## start DATASET RECORDS
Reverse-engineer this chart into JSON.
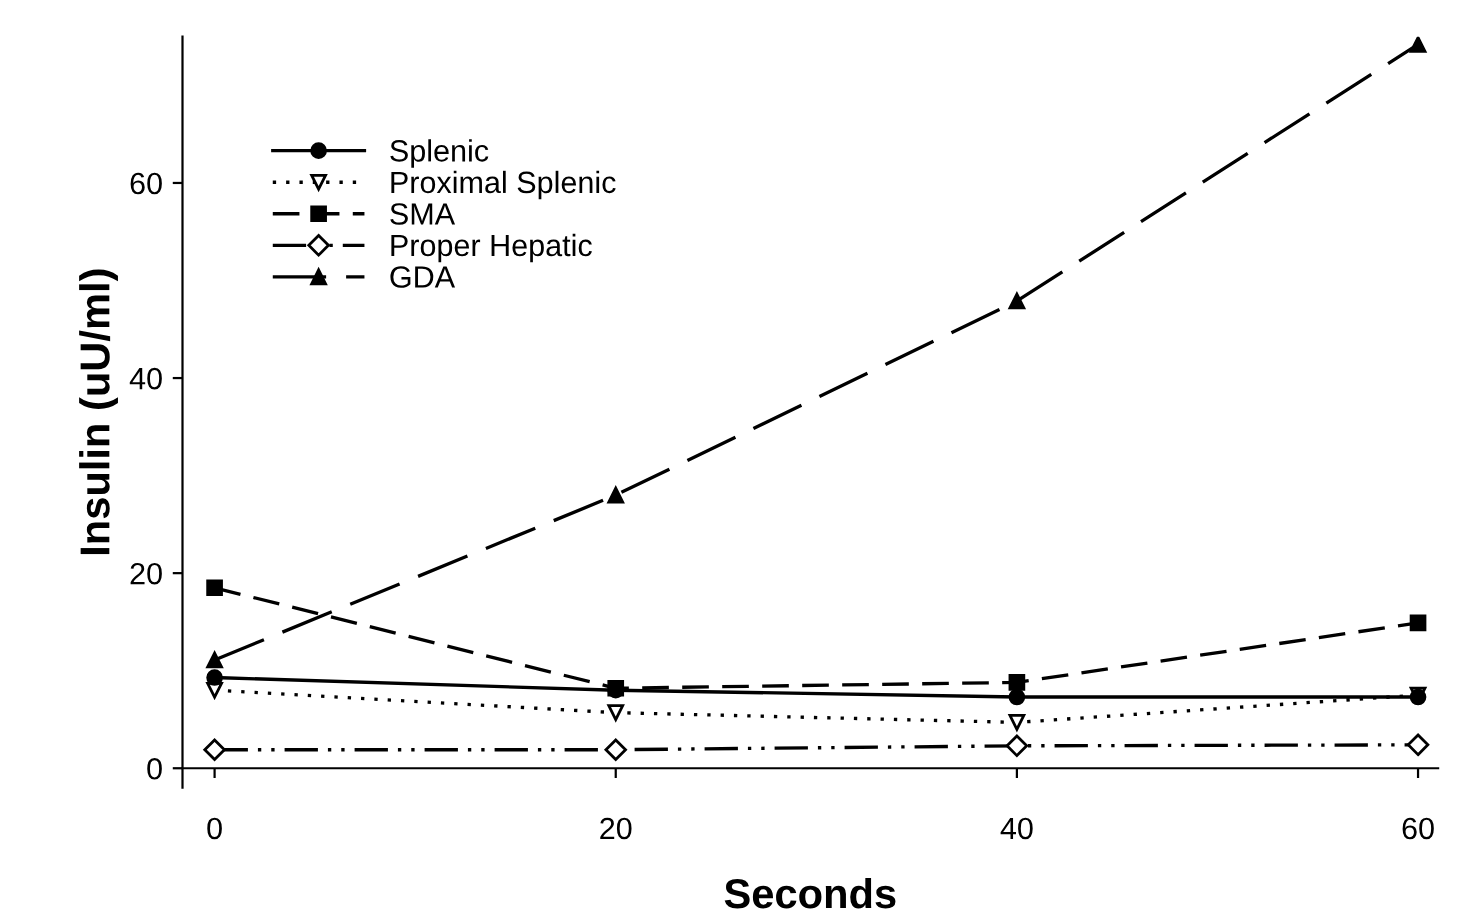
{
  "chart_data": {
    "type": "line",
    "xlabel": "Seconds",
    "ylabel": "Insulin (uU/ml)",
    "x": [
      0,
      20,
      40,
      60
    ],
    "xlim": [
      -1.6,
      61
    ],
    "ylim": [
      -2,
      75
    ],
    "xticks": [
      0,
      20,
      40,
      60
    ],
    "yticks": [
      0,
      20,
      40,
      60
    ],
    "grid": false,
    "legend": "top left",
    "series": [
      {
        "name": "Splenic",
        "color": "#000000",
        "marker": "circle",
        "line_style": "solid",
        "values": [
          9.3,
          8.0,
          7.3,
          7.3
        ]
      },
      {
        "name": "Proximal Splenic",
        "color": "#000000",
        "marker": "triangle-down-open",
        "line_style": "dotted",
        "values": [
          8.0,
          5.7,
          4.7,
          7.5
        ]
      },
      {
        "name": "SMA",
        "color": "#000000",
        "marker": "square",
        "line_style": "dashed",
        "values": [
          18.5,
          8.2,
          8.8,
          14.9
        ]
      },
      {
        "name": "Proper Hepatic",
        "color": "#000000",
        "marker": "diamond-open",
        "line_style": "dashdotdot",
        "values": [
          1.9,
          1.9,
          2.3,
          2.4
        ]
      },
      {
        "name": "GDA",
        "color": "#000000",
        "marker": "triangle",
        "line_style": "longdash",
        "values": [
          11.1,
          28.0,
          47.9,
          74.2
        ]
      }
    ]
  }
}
## end DATASET RECORDS
## start DATASET RECORDS
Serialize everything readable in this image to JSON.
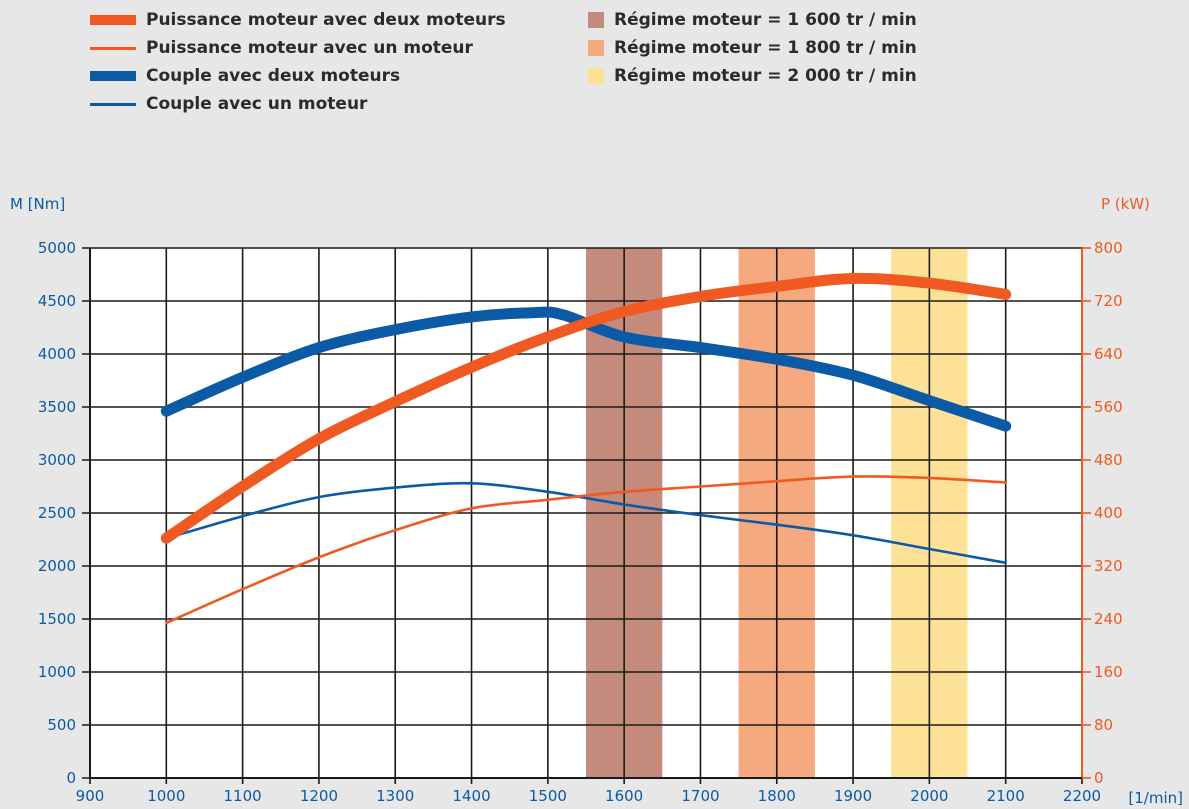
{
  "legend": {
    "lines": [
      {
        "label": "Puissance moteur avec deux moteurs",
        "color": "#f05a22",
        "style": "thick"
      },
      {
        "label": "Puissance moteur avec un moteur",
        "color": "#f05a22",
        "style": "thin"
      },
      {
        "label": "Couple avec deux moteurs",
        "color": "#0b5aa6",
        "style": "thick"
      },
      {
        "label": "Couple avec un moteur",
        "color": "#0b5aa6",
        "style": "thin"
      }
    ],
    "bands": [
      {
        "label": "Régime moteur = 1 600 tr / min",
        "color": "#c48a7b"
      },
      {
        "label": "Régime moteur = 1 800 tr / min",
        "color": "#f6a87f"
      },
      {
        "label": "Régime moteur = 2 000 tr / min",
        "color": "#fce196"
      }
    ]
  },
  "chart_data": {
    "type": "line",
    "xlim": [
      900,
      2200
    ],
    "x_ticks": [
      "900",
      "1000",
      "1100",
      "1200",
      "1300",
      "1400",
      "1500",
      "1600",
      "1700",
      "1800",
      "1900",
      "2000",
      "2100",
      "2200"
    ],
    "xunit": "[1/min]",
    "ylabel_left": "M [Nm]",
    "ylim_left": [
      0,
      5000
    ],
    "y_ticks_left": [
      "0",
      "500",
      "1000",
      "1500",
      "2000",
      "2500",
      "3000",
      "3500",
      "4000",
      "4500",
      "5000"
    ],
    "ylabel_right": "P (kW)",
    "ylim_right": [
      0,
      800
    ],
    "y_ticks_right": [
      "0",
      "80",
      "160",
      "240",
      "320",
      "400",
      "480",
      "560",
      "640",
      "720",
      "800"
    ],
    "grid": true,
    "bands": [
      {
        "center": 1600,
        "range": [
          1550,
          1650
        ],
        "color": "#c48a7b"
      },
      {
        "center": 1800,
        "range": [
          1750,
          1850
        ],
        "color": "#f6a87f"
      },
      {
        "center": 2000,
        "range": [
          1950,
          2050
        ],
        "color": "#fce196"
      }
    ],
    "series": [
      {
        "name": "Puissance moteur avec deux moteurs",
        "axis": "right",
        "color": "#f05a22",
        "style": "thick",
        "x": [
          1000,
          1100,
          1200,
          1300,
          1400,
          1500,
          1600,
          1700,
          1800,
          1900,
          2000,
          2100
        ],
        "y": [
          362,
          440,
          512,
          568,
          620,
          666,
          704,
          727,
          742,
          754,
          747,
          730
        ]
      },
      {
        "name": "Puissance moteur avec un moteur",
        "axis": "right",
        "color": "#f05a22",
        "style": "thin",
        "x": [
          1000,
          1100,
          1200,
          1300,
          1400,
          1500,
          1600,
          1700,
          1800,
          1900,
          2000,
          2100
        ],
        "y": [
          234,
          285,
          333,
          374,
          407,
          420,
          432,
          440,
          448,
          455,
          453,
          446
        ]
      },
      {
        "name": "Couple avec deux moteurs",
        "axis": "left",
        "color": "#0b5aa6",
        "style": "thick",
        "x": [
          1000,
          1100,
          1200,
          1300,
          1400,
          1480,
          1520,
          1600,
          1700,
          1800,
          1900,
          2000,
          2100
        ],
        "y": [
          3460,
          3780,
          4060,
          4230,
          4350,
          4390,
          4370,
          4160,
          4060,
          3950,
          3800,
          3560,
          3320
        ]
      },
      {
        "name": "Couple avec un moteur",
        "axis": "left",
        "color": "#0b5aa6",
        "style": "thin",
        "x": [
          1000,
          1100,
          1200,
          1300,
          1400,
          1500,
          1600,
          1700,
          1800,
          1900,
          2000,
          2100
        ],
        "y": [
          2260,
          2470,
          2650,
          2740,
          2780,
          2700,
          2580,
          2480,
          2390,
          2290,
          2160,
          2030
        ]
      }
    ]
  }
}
## end DATASET RECORDS
- [THE PROBLEM] In the entries above, locate every line with the word "moteurs" and copy it.

- [RESULT]
        "label": "Puissance moteur avec deux moteurs",
        "label": "Couple avec deux moteurs",
        "name": "Puissance moteur avec deux moteurs",
        "name": "Couple avec deux moteurs",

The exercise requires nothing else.